▸ Dataset extract
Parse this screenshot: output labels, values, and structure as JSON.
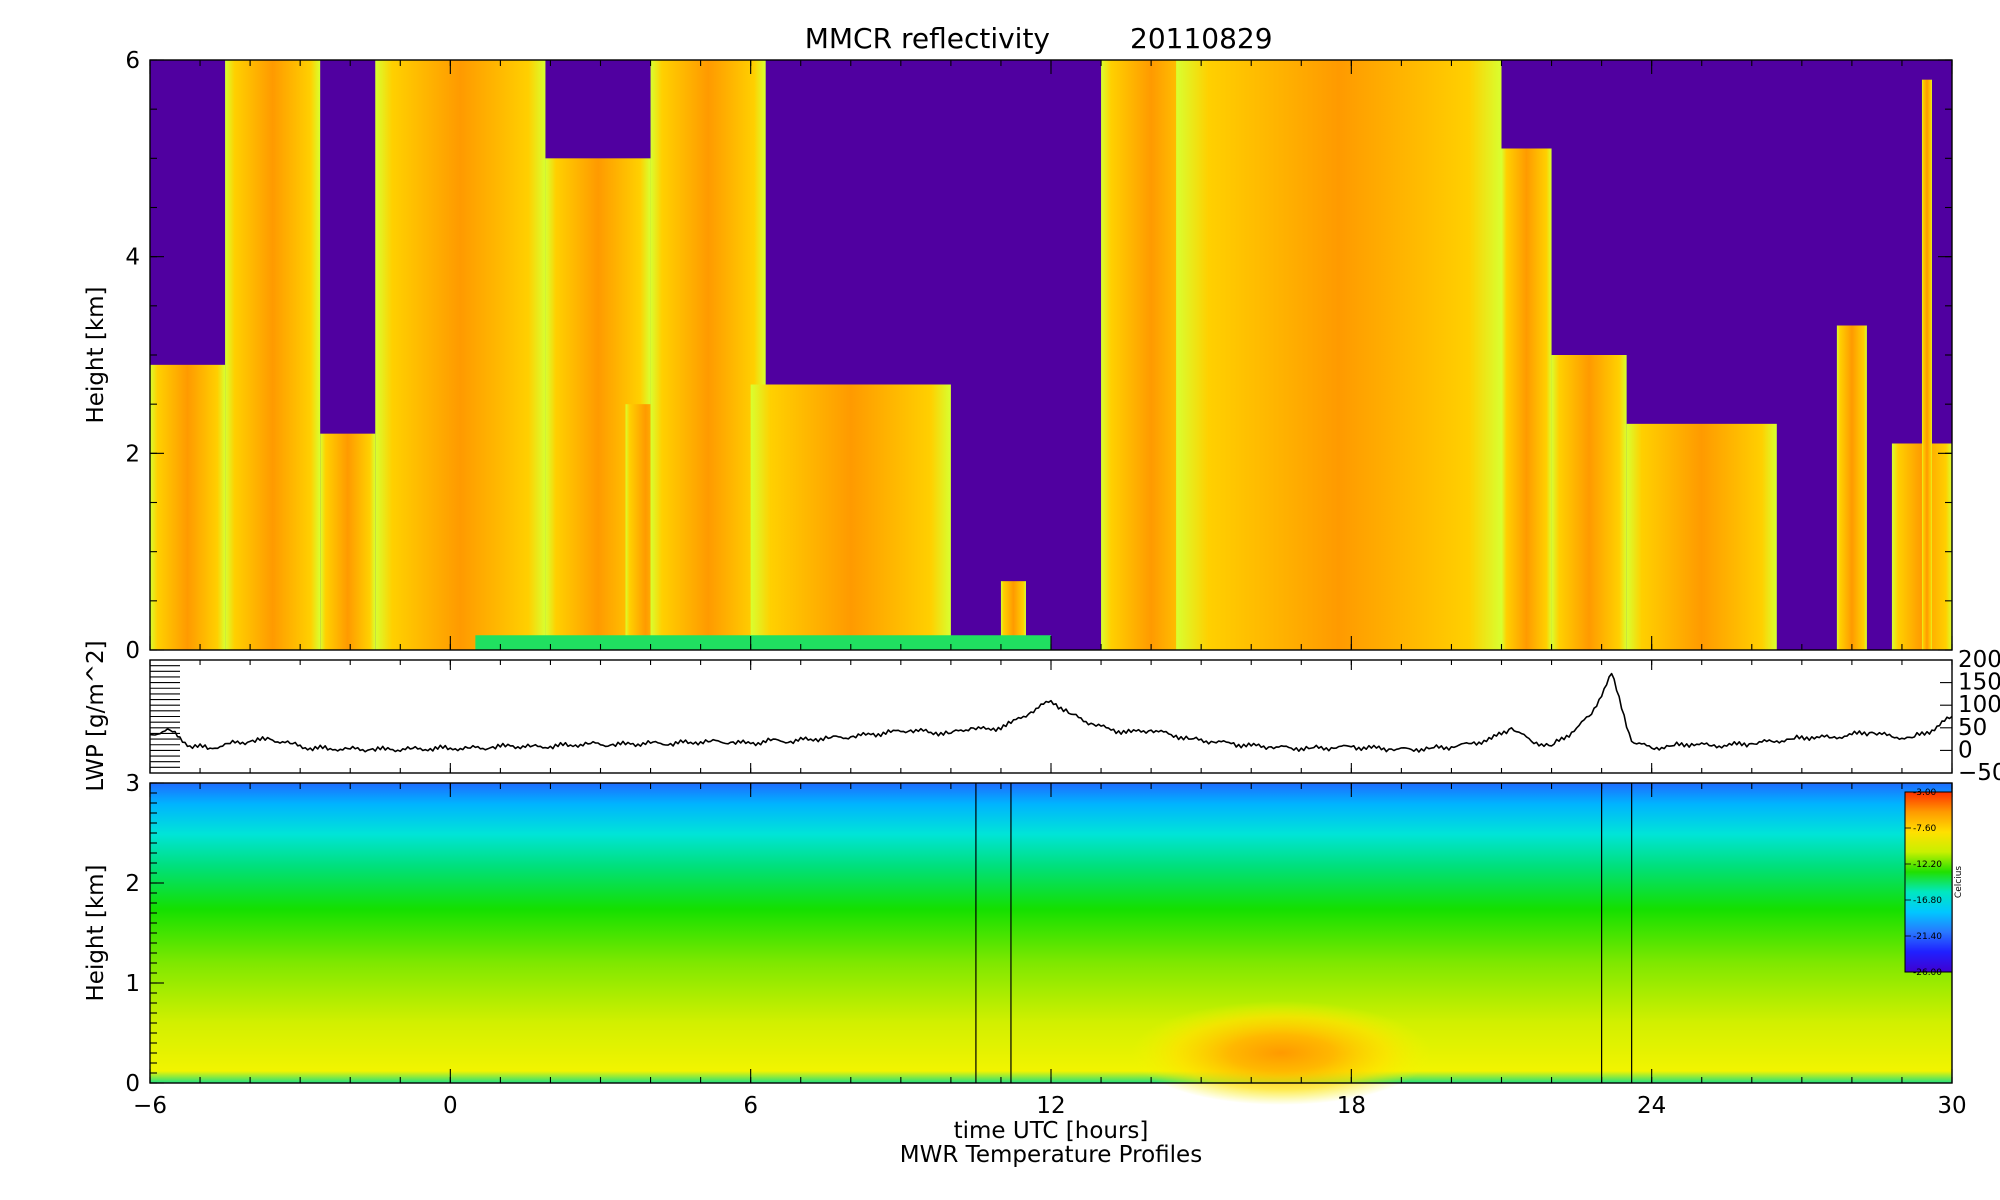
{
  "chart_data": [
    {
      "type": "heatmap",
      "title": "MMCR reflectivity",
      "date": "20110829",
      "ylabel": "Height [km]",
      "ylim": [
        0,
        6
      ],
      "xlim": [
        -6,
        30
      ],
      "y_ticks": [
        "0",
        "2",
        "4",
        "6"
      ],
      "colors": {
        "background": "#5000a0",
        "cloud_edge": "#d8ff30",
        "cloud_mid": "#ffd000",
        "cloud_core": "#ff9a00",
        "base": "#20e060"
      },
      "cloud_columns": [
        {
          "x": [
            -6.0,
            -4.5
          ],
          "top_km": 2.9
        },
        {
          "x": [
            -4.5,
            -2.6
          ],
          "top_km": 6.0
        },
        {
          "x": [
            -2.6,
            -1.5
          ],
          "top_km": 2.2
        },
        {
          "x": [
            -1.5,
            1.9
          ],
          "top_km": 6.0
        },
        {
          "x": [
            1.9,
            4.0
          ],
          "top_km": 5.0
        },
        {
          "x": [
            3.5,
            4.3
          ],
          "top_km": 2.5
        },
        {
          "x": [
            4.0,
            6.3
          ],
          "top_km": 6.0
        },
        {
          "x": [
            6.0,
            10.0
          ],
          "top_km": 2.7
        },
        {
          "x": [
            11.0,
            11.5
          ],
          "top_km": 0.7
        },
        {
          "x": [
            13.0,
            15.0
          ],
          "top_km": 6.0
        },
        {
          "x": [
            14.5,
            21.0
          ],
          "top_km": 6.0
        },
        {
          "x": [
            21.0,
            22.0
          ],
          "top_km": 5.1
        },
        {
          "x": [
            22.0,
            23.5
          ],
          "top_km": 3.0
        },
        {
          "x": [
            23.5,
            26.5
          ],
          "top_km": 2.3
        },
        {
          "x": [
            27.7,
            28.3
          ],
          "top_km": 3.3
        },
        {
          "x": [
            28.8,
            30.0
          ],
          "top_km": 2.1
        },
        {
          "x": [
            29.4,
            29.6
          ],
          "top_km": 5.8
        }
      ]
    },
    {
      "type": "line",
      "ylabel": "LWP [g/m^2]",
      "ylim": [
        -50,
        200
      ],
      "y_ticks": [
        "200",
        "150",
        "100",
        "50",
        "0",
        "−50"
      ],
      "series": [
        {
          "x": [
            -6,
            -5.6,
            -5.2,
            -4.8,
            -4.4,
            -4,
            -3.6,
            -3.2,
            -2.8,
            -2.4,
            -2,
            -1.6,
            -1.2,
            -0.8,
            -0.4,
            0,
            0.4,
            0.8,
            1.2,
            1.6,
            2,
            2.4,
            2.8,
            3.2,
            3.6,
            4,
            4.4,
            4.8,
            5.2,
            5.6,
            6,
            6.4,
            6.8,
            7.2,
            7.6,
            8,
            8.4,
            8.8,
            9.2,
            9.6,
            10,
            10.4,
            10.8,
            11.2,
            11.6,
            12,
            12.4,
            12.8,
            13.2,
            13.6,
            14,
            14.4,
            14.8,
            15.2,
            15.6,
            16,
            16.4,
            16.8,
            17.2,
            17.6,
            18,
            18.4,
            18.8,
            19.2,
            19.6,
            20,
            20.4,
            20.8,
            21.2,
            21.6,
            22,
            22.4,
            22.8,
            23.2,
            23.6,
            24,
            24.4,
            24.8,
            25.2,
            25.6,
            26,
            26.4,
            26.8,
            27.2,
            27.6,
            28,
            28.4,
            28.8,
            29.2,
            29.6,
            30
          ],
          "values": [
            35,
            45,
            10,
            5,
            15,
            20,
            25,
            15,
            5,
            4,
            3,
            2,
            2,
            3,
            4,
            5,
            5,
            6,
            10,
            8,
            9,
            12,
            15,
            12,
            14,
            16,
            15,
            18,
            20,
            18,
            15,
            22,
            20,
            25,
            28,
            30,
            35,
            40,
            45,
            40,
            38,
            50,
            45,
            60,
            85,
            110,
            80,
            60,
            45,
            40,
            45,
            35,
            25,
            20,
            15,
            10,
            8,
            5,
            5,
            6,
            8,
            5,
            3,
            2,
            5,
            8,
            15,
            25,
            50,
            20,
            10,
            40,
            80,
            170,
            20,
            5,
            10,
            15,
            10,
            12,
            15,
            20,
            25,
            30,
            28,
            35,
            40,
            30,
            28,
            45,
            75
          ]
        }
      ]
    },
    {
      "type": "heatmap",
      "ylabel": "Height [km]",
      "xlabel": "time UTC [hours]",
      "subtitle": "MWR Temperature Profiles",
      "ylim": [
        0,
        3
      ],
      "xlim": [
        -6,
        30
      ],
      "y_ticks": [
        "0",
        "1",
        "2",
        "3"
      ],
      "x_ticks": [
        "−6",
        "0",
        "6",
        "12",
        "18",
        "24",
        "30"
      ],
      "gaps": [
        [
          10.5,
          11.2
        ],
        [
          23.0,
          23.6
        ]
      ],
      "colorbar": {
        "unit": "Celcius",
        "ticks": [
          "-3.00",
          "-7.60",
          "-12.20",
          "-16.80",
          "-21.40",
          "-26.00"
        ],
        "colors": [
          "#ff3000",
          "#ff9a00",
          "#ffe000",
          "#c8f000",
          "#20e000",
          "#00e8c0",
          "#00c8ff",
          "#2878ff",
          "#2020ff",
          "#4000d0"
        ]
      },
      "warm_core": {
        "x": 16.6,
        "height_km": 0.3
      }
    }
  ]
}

▸ Written problem
In the material above, tally every line with the string "values" in it, then give that number alone.

▸ Response below
2